**MATERIAL FOR THIS TASK:**
++++++++

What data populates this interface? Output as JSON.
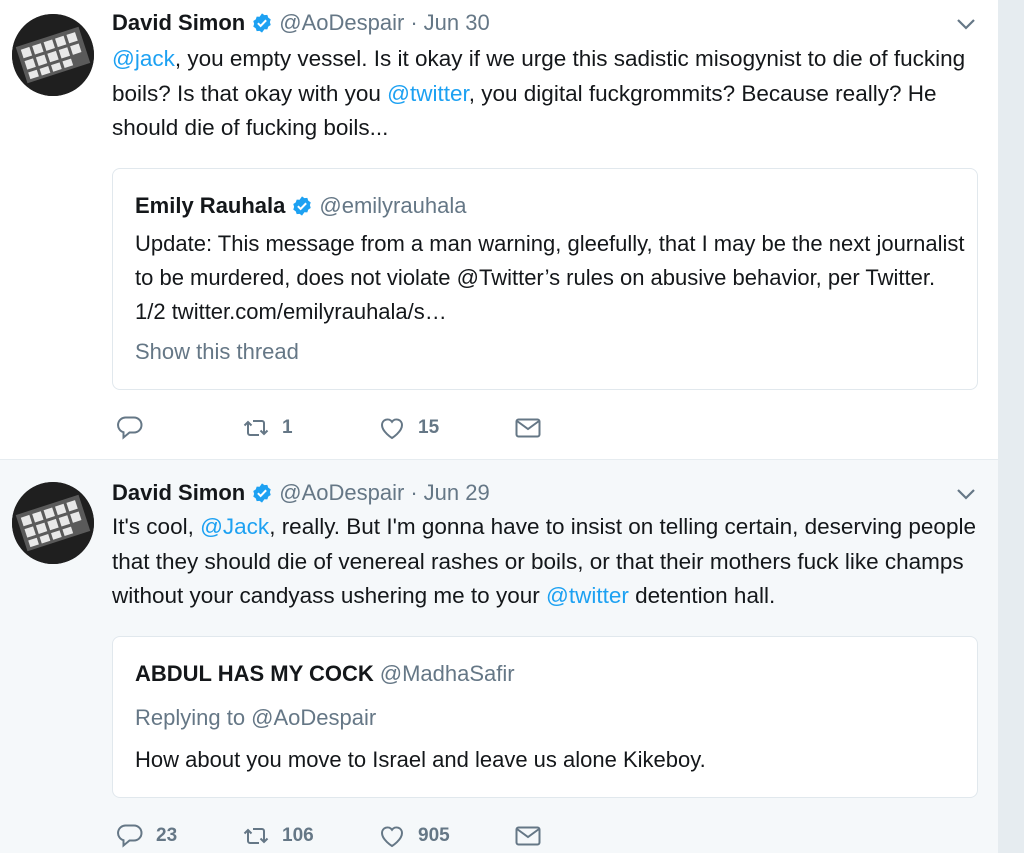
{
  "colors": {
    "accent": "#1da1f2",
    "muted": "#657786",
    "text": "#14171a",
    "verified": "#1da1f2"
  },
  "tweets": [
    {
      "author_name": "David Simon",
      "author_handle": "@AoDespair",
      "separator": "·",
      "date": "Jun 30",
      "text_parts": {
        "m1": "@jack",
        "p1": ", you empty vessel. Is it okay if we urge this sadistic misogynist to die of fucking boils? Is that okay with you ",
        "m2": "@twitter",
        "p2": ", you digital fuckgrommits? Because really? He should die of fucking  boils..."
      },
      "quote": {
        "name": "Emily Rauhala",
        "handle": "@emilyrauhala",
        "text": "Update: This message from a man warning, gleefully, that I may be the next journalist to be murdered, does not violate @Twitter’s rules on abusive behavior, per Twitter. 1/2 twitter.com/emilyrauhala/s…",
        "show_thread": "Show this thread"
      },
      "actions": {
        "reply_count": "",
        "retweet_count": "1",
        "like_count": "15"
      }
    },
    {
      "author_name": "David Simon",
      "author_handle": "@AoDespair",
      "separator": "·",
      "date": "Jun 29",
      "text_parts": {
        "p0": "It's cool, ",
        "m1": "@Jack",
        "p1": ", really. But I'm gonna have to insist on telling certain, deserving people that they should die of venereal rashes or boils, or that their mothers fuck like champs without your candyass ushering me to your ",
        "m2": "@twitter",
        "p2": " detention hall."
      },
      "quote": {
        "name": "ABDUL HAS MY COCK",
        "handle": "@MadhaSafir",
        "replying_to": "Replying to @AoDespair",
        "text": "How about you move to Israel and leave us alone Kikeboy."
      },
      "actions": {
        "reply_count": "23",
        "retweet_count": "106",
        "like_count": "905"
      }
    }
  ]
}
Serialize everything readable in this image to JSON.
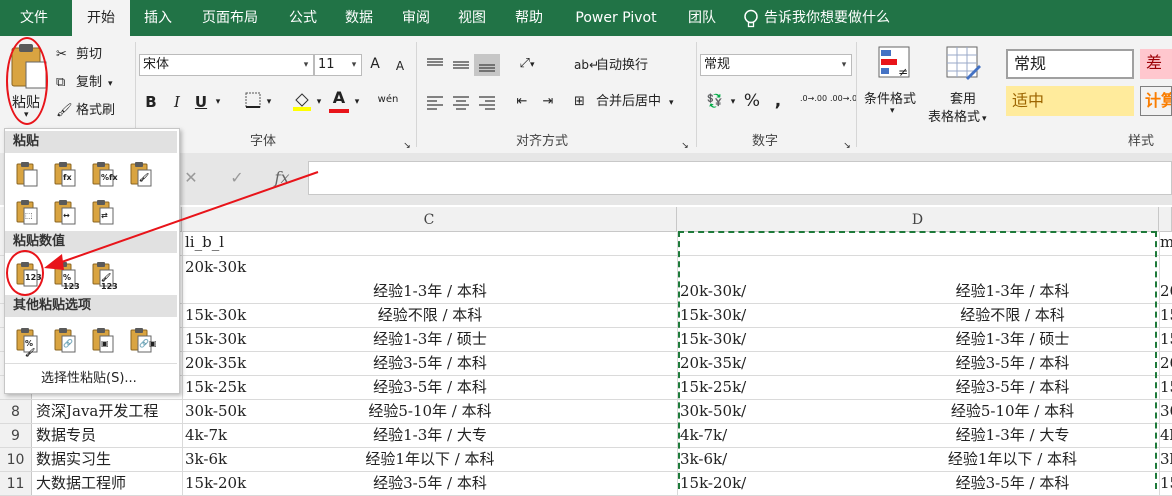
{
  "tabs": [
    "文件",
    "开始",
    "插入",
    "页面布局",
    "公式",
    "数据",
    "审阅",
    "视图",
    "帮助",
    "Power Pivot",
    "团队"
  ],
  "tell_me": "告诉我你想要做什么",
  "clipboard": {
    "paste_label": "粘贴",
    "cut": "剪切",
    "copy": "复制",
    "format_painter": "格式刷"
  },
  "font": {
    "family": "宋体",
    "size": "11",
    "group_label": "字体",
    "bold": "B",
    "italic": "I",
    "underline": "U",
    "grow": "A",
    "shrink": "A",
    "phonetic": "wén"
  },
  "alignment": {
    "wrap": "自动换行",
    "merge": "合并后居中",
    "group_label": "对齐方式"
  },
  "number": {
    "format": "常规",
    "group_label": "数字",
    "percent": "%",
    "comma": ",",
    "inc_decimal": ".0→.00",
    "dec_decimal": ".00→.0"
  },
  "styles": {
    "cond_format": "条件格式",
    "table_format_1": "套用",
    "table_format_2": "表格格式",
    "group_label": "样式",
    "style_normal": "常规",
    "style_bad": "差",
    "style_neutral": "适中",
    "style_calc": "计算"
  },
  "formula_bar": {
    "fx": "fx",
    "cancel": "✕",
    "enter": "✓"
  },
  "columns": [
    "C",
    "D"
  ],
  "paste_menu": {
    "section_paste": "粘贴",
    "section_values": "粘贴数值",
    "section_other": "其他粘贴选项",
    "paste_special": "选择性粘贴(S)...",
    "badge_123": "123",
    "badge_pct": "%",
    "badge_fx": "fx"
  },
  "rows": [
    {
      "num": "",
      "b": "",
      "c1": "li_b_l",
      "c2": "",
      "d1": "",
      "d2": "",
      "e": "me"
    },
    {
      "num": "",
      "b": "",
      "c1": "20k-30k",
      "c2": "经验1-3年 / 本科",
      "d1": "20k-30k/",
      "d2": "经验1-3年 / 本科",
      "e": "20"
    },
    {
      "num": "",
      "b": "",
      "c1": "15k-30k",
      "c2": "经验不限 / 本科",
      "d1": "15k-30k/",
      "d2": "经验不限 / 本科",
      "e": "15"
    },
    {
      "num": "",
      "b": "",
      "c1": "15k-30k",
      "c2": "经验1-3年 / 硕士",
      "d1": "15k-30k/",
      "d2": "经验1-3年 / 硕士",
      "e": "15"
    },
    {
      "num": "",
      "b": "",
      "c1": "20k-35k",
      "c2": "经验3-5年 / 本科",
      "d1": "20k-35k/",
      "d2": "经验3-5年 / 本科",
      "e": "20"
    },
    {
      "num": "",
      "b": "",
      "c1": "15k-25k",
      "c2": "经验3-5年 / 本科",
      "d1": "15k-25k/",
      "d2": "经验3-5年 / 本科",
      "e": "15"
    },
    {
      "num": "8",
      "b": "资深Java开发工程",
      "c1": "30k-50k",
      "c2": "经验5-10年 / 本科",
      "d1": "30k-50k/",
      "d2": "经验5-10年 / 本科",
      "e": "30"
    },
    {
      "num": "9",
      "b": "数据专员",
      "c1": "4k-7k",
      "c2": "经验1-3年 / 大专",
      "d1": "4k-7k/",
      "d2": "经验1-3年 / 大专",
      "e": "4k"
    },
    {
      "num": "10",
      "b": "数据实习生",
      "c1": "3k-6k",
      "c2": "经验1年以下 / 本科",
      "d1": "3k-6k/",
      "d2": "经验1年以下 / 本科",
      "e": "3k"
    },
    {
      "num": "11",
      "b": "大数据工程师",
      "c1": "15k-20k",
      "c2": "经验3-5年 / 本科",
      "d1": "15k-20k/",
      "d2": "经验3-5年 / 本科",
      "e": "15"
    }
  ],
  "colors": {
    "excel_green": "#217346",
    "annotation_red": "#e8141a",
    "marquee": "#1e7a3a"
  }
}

++++++++

**WRITTEN PROBLEM:** Go through the preceding material and copy each line that has the word "JSON".

**EXERCISE SOLUTION:**
What data populates this interface? Output as JSON.
Serialize everything readable in this image to JSON.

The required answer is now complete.